━━ Available records ━━

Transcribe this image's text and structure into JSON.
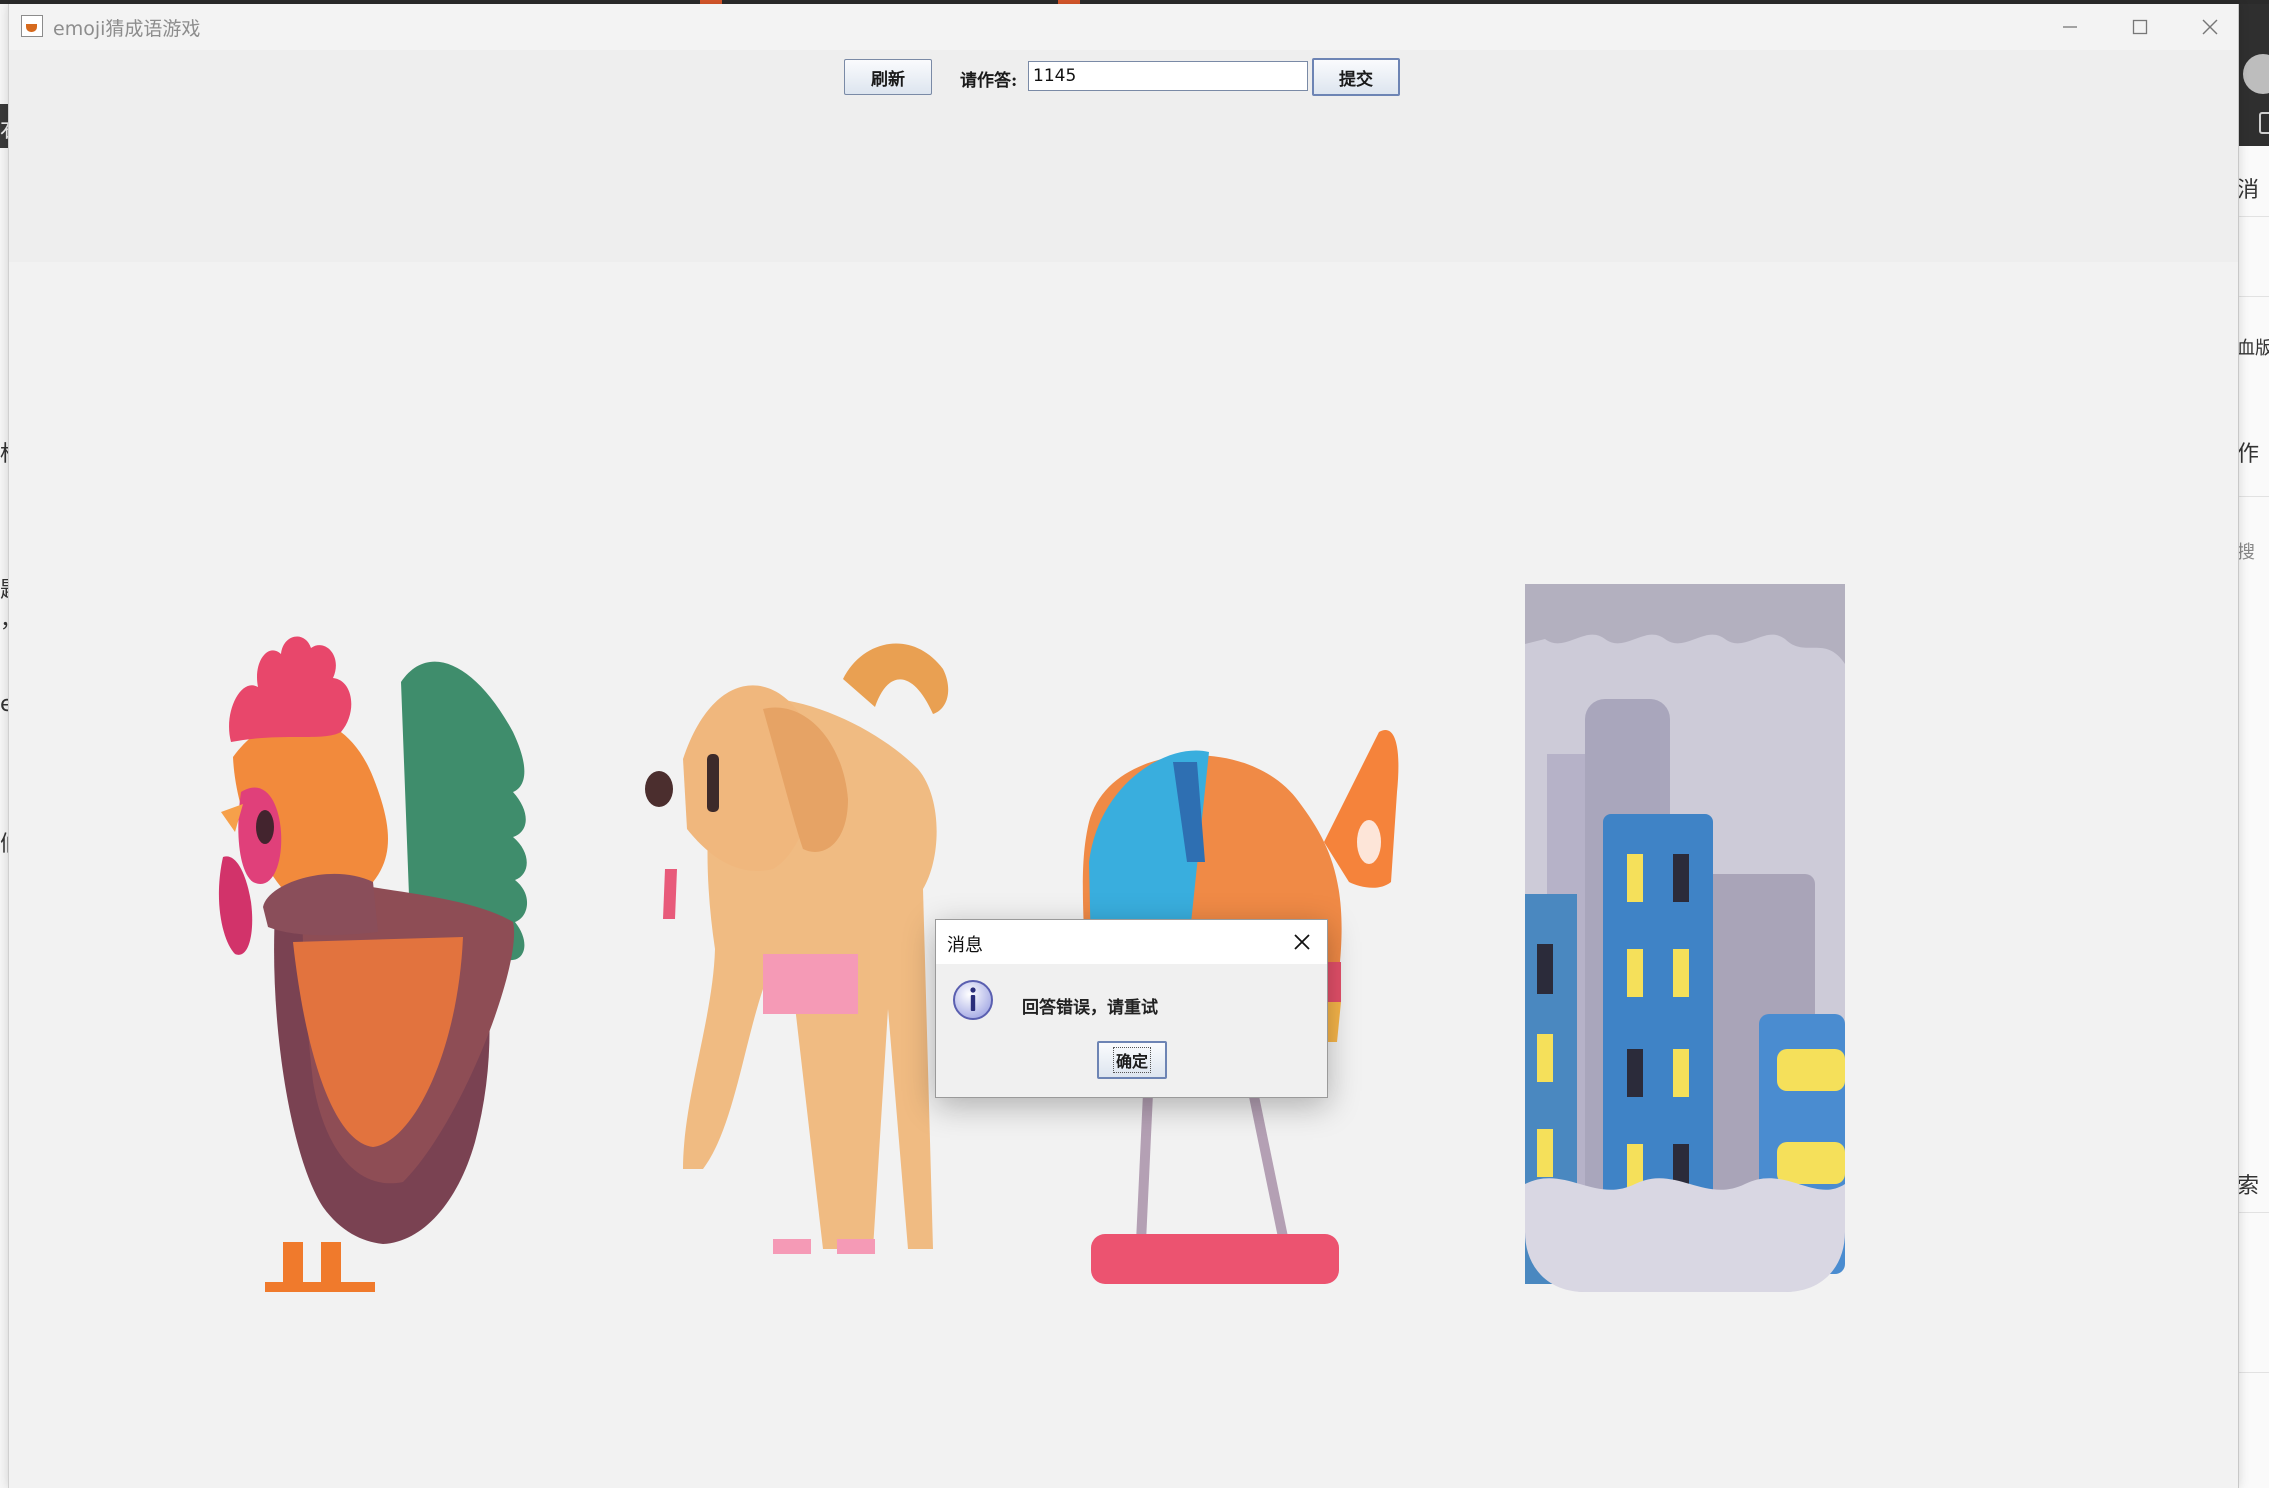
{
  "background_app": {
    "left_fragments": [
      "右",
      "标",
      "题",
      "，",
      "e",
      "们"
    ],
    "right_fragments": [
      "消",
      "血版",
      "作",
      "搜",
      "索"
    ]
  },
  "window": {
    "title": "emoji猜成语游戏",
    "controls": {
      "minimize": "minimize-icon",
      "maximize": "maximize-icon",
      "close": "close-icon"
    }
  },
  "toolbar": {
    "refresh_label": "刷新",
    "answer_label": "请作答:",
    "answer_value": "1145",
    "submit_label": "提交"
  },
  "stage": {
    "emojis": [
      {
        "name": "rooster-emoji"
      },
      {
        "name": "dog-emoji"
      },
      {
        "name": "helicopter-emoji"
      },
      {
        "name": "cityscape-emoji"
      }
    ]
  },
  "dialog": {
    "title": "消息",
    "icon": "info-icon",
    "message": "回答错误，请重试",
    "ok_label": "确定"
  }
}
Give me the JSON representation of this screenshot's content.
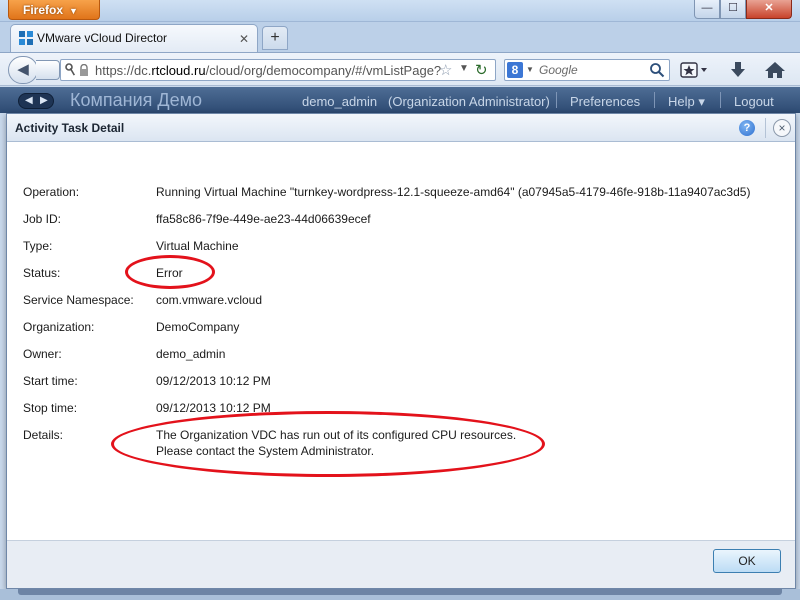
{
  "browser": {
    "app_button": "Firefox",
    "tab_title": "VMware vCloud Director",
    "url_prefix": "https://dc.",
    "url_domain": "rtcloud.ru",
    "url_path": "/cloud/org/democompany/#/vmListPage?",
    "search_placeholder": "Google",
    "search_engine_letter": "8"
  },
  "app_header": {
    "org_name": "Компания Демо",
    "user": "demo_admin",
    "role": "(Organization Administrator)",
    "preferences": "Preferences",
    "help": "Help ▾",
    "logout": "Logout"
  },
  "dialog": {
    "title": "Activity Task Detail",
    "help_glyph": "?",
    "close_glyph": "×",
    "fields": {
      "operation": {
        "label": "Operation:",
        "value": "Running Virtual Machine \"turnkey-wordpress-12.1-squeeze-amd64\" (a07945a5-4179-46fe-918b-11a9407ac3d5)"
      },
      "job_id": {
        "label": "Job ID:",
        "value": "ffa58c86-7f9e-449e-ae23-44d06639ecef"
      },
      "type": {
        "label": "Type:",
        "value": "Virtual Machine"
      },
      "status": {
        "label": "Status:",
        "value": "Error"
      },
      "namespace": {
        "label": "Service Namespace:",
        "value": "com.vmware.vcloud"
      },
      "organization": {
        "label": "Organization:",
        "value": "DemoCompany"
      },
      "owner": {
        "label": "Owner:",
        "value": "demo_admin"
      },
      "start_time": {
        "label": "Start time:",
        "value": "09/12/2013 10:12 PM"
      },
      "stop_time": {
        "label": "Stop time:",
        "value": "09/12/2013 10:12 PM"
      },
      "details": {
        "label": "Details:",
        "line1": "The Organization VDC has run out of its configured CPU resources.",
        "line2": "Please contact the System Administrator."
      }
    },
    "ok_label": "OK"
  },
  "colors": {
    "annotation": "#e3121b",
    "header_bg": "#3b5a82",
    "firefox_orange": "#e67f22"
  }
}
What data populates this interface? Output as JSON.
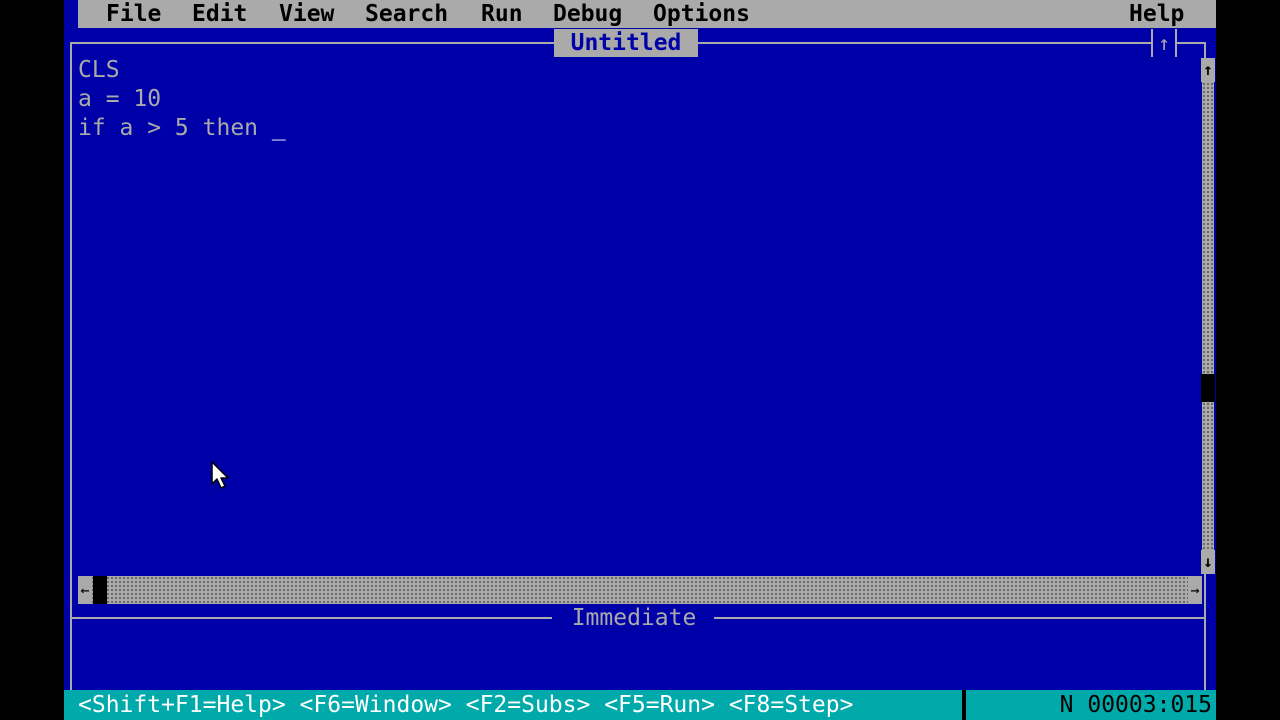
{
  "menu": {
    "file": "File",
    "edit": "Edit",
    "view": "View",
    "search": "Search",
    "run": "Run",
    "debug": "Debug",
    "options": "Options",
    "help": "Help"
  },
  "editor": {
    "title": "Untitled",
    "maximize_glyph": "↑",
    "lines": [
      "CLS",
      "a = 10",
      "if a > 5 then "
    ],
    "caret": "_"
  },
  "scrollbars": {
    "up_arrow": "↑",
    "down_arrow": "↓",
    "left_arrow": "←",
    "right_arrow": "→"
  },
  "immediate": {
    "title": "Immediate"
  },
  "status": {
    "keys": "<Shift+F1=Help> <F6=Window> <F2=Subs> <F5=Run> <F8=Step>",
    "position": "N 00003:015"
  },
  "colors": {
    "background": "#0000a8",
    "menu_bar": "#aaaaaa",
    "text": "#aaaaaa",
    "status_bar": "#00aaaa"
  }
}
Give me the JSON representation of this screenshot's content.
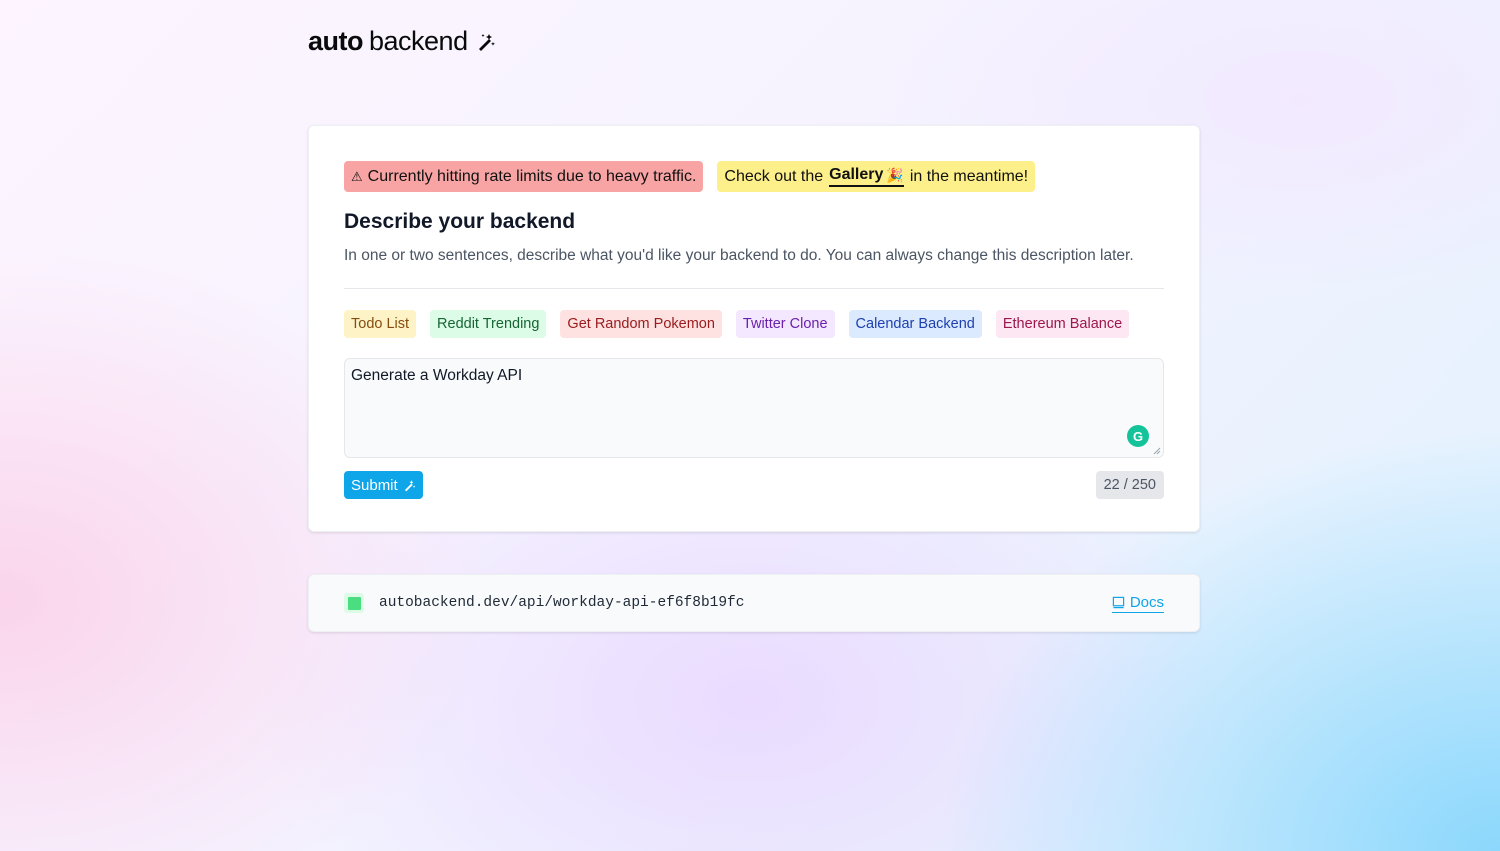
{
  "brand": {
    "logo_bold": "auto",
    "logo_regular": "backend",
    "logo_icon": "magic-wand-icon"
  },
  "alerts": {
    "rate_limit_icon": "⚠",
    "rate_limit": "Currently hitting rate limits due to heavy traffic.",
    "gallery_prefix": "Check out the",
    "gallery_link": "Gallery",
    "gallery_icon": "🎉",
    "gallery_suffix": "in the meantime!"
  },
  "form": {
    "heading": "Describe your backend",
    "description": "In one or two sentences, describe what you'd like your backend to do. You can always change this description later.",
    "examples": [
      {
        "label": "Todo List",
        "color": "#fef3c7"
      },
      {
        "label": "Reddit Trending",
        "color": "#dcfce7"
      },
      {
        "label": "Get Random Pokemon",
        "color": "#fee2e2"
      },
      {
        "label": "Twitter Clone",
        "color": "#f3e8ff"
      },
      {
        "label": "Calendar Backend",
        "color": "#dbeafe"
      },
      {
        "label": "Ethereum Balance",
        "color": "#fce7f3"
      }
    ],
    "input_value": "Generate a Workday API",
    "grammarly_icon": "G",
    "submit_label": "Submit",
    "submit_icon": "magic-wand-icon",
    "char_count": "22 / 250"
  },
  "endpoint": {
    "status_color": "#4ade80",
    "url": "autobackend.dev/api/workday-api-ef6f8b19fc",
    "docs_label": "Docs",
    "docs_icon": "book-icon"
  },
  "colors": {
    "accent": "#0ea5e9",
    "alert_red": "#f8a4a4",
    "alert_yellow": "#fdf08a"
  }
}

━━━

Problem to work on> Make an exact copy of the data, leaving its pictures out.

Written answer>
Transcribe this image's text and structure into JSON.
{
  "background_app": {
    "left_fragments": [
      "右",
      "标",
      "题",
      "，",
      "e",
      "们"
    ],
    "right_fragments": [
      "消",
      "血版",
      "作",
      "搜",
      "索"
    ]
  },
  "window": {
    "title": "emoji猜成语游戏",
    "controls": {
      "minimize": "minimize-icon",
      "maximize": "maximize-icon",
      "close": "close-icon"
    }
  },
  "toolbar": {
    "refresh_label": "刷新",
    "answer_label": "请作答:",
    "answer_value": "1145",
    "submit_label": "提交"
  },
  "stage": {
    "emojis": [
      {
        "name": "rooster-emoji"
      },
      {
        "name": "dog-emoji"
      },
      {
        "name": "helicopter-emoji"
      },
      {
        "name": "cityscape-emoji"
      }
    ]
  },
  "dialog": {
    "title": "消息",
    "icon": "info-icon",
    "message": "回答错误，请重试",
    "ok_label": "确定"
  }
}
Give me the JSON representation of this screenshot's content.
{
  "browser": {
    "app_button": "Firefox",
    "tab_title": "VMware vCloud Director",
    "url_prefix": "https://dc.",
    "url_domain": "rtcloud.ru",
    "url_path": "/cloud/org/democompany/#/vmListPage?",
    "search_placeholder": "Google",
    "search_engine_letter": "8"
  },
  "app_header": {
    "org_name": "Компания Демо",
    "user": "demo_admin",
    "role": "(Organization Administrator)",
    "preferences": "Preferences",
    "help": "Help ▾",
    "logout": "Logout"
  },
  "dialog": {
    "title": "Activity Task Detail",
    "help_glyph": "?",
    "close_glyph": "×",
    "fields": {
      "operation": {
        "label": "Operation:",
        "value": "Running Virtual Machine \"turnkey-wordpress-12.1-squeeze-amd64\" (a07945a5-4179-46fe-918b-11a9407ac3d5)"
      },
      "job_id": {
        "label": "Job ID:",
        "value": "ffa58c86-7f9e-449e-ae23-44d06639ecef"
      },
      "type": {
        "label": "Type:",
        "value": "Virtual Machine"
      },
      "status": {
        "label": "Status:",
        "value": "Error"
      },
      "namespace": {
        "label": "Service Namespace:",
        "value": "com.vmware.vcloud"
      },
      "organization": {
        "label": "Organization:",
        "value": "DemoCompany"
      },
      "owner": {
        "label": "Owner:",
        "value": "demo_admin"
      },
      "start_time": {
        "label": "Start time:",
        "value": "09/12/2013 10:12 PM"
      },
      "stop_time": {
        "label": "Stop time:",
        "value": "09/12/2013 10:12 PM"
      },
      "details": {
        "label": "Details:",
        "line1": "The Organization VDC has run out of its configured CPU resources.",
        "line2": "Please contact the System Administrator."
      }
    },
    "ok_label": "OK"
  },
  "colors": {
    "annotation": "#e3121b",
    "header_bg": "#3b5a82",
    "firefox_orange": "#e67f22"
  }
}
What data populates this interface? Output as JSON.
{
  "menu": {
    "file": "File",
    "edit": "Edit",
    "view": "View",
    "search": "Search",
    "run": "Run",
    "debug": "Debug",
    "options": "Options",
    "help": "Help"
  },
  "editor": {
    "title": "Untitled",
    "maximize_glyph": "↑",
    "lines": [
      "CLS",
      "a = 10",
      "if a > 5 then "
    ],
    "caret": "_"
  },
  "scrollbars": {
    "up_arrow": "↑",
    "down_arrow": "↓",
    "left_arrow": "←",
    "right_arrow": "→"
  },
  "immediate": {
    "title": "Immediate"
  },
  "status": {
    "keys": "<Shift+F1=Help> <F6=Window> <F2=Subs> <F5=Run> <F8=Step>",
    "position": "N 00003:015"
  },
  "colors": {
    "background": "#0000a8",
    "menu_bar": "#aaaaaa",
    "text": "#aaaaaa",
    "status_bar": "#00aaaa"
  }
}
Give me the JSON representation of this screenshot's content.
{
  "brand": {
    "logo_bold": "auto",
    "logo_regular": "backend",
    "logo_icon": "magic-wand-icon"
  },
  "alerts": {
    "rate_limit_icon": "⚠",
    "rate_limit": "Currently hitting rate limits due to heavy traffic.",
    "gallery_prefix": "Check out the",
    "gallery_link": "Gallery",
    "gallery_icon": "🎉",
    "gallery_suffix": "in the meantime!"
  },
  "form": {
    "heading": "Describe your backend",
    "description": "In one or two sentences, describe what you'd like your backend to do. You can always change this description later.",
    "examples": [
      {
        "label": "Todo List",
        "color": "#fef3c7"
      },
      {
        "label": "Reddit Trending",
        "color": "#dcfce7"
      },
      {
        "label": "Get Random Pokemon",
        "color": "#fee2e2"
      },
      {
        "label": "Twitter Clone",
        "color": "#f3e8ff"
      },
      {
        "label": "Calendar Backend",
        "color": "#dbeafe"
      },
      {
        "label": "Ethereum Balance",
        "color": "#fce7f3"
      }
    ],
    "input_value": "Generate a Workday API",
    "grammarly_icon": "G",
    "submit_label": "Submit",
    "submit_icon": "magic-wand-icon",
    "char_count": "22 / 250"
  },
  "endpoint": {
    "status_color": "#4ade80",
    "url": "autobackend.dev/api/workday-api-ef6f8b19fc",
    "docs_label": "Docs",
    "docs_icon": "book-icon"
  },
  "colors": {
    "accent": "#0ea5e9",
    "alert_red": "#f8a4a4",
    "alert_yellow": "#fdf08a"
  }
}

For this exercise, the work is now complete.